Exercise aim: Spot each line that carries the word "bottom"; copy those lines.

Exercise data:
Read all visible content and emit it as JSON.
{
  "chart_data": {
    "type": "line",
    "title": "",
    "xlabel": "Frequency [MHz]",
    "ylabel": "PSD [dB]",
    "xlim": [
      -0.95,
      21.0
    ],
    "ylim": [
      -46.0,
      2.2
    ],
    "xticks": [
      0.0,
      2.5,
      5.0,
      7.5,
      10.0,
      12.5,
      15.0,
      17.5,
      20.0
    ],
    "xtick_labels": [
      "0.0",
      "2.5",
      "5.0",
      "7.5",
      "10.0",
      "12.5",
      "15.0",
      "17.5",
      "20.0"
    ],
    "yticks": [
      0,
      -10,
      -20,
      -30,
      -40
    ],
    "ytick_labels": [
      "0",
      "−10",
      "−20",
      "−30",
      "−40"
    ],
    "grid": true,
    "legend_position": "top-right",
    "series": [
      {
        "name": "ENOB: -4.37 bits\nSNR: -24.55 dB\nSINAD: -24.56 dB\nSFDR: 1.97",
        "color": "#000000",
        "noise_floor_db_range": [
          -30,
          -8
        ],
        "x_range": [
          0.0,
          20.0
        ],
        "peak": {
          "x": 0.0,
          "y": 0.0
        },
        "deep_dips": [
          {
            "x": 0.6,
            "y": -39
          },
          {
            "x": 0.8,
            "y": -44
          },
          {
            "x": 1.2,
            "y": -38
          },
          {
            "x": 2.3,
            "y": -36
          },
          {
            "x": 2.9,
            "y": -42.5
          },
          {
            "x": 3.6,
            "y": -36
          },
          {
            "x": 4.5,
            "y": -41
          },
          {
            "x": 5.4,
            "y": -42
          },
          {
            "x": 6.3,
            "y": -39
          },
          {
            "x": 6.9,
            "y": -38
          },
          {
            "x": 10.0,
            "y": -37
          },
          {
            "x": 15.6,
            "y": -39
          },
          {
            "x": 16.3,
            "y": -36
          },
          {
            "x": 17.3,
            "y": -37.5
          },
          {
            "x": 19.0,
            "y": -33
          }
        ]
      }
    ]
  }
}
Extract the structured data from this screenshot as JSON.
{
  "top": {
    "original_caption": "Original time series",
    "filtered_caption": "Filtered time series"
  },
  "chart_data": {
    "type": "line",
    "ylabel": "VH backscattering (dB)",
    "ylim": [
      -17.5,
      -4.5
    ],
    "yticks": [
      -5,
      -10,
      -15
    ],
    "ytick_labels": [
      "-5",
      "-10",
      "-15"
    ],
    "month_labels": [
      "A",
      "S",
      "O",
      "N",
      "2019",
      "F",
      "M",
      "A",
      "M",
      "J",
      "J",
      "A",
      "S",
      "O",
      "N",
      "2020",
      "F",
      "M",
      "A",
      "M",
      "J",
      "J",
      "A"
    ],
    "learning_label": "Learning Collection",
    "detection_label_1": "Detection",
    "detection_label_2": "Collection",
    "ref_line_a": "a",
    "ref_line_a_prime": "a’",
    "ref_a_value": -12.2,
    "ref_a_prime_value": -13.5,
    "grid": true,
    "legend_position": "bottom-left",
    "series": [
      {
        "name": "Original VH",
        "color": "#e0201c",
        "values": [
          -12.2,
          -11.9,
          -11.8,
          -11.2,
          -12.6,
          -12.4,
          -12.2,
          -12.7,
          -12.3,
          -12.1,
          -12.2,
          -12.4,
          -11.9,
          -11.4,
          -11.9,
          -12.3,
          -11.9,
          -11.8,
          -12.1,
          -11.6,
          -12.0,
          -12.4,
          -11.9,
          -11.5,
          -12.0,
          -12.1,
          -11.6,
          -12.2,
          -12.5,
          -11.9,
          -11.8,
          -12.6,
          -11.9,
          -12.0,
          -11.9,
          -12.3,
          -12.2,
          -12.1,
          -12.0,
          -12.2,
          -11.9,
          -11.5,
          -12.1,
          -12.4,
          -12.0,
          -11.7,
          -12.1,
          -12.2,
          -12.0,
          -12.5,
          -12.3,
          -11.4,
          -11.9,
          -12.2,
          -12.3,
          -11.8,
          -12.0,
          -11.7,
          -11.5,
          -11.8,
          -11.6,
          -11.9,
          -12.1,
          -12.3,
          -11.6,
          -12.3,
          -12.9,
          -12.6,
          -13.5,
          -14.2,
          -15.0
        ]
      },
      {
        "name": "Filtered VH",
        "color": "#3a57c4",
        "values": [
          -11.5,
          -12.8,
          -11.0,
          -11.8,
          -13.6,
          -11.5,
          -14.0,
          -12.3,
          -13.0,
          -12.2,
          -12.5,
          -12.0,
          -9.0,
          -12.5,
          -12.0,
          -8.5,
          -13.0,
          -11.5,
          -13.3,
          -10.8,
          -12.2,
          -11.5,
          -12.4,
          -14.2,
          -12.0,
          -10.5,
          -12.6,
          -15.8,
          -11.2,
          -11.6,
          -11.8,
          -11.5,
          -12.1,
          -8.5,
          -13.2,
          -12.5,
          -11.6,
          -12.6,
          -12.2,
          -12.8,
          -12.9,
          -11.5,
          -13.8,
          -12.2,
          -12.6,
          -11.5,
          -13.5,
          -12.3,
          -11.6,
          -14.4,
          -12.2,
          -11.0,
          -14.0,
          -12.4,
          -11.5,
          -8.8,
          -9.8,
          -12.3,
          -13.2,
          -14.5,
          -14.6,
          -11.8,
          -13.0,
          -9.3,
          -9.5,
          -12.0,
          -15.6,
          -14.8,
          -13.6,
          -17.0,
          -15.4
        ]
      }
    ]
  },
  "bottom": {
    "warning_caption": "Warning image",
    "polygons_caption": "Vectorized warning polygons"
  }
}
--
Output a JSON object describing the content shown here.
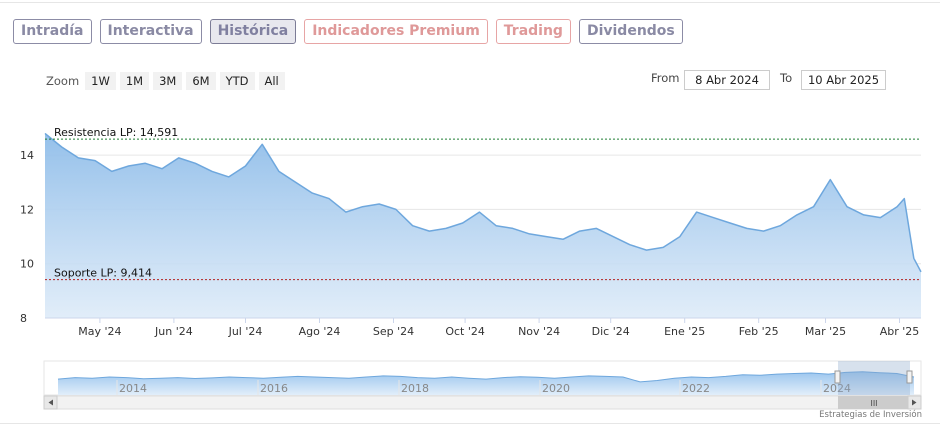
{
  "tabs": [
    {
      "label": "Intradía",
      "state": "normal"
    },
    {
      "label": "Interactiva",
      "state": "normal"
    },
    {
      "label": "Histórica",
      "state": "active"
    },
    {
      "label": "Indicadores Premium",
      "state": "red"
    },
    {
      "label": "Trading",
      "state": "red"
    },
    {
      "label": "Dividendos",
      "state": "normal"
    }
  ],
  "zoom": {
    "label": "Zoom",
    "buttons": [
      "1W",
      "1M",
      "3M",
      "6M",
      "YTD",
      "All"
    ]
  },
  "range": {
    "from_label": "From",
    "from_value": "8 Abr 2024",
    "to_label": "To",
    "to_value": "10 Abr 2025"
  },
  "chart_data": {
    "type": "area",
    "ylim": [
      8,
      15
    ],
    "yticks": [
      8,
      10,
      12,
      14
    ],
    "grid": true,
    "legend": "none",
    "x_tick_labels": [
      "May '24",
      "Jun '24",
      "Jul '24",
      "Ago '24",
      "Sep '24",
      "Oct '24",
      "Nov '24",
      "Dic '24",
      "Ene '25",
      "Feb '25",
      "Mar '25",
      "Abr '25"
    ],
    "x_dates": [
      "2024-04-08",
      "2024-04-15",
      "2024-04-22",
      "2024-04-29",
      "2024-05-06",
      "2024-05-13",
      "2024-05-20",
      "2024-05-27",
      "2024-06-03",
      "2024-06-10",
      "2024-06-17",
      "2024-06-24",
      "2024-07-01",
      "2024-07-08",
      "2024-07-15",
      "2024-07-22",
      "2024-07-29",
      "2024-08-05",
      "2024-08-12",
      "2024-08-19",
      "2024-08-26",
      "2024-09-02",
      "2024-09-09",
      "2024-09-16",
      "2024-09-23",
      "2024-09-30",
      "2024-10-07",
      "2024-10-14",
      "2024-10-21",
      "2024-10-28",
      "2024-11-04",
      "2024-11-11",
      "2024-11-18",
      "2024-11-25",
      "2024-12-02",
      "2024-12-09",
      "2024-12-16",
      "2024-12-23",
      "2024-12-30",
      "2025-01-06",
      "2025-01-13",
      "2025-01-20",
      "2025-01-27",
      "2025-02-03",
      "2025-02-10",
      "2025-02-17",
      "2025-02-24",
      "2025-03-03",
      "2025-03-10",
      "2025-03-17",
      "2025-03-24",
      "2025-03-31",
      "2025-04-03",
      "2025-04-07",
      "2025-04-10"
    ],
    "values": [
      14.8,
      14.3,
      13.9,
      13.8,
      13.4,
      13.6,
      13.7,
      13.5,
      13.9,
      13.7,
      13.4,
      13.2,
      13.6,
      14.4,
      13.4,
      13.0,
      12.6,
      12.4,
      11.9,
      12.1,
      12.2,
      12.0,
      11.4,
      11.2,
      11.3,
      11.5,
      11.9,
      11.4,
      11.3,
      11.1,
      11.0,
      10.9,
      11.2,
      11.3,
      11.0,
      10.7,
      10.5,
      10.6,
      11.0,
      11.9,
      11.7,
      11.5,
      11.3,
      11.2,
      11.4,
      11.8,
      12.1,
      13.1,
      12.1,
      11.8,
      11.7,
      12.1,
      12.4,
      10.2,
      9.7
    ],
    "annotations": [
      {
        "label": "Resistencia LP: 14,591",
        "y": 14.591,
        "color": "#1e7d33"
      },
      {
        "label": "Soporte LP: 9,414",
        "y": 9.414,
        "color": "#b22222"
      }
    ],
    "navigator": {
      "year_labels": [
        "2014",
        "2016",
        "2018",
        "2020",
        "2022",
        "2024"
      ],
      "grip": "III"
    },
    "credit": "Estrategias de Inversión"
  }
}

The response:
    "legend_position": "bottom-left",
  "bottom": {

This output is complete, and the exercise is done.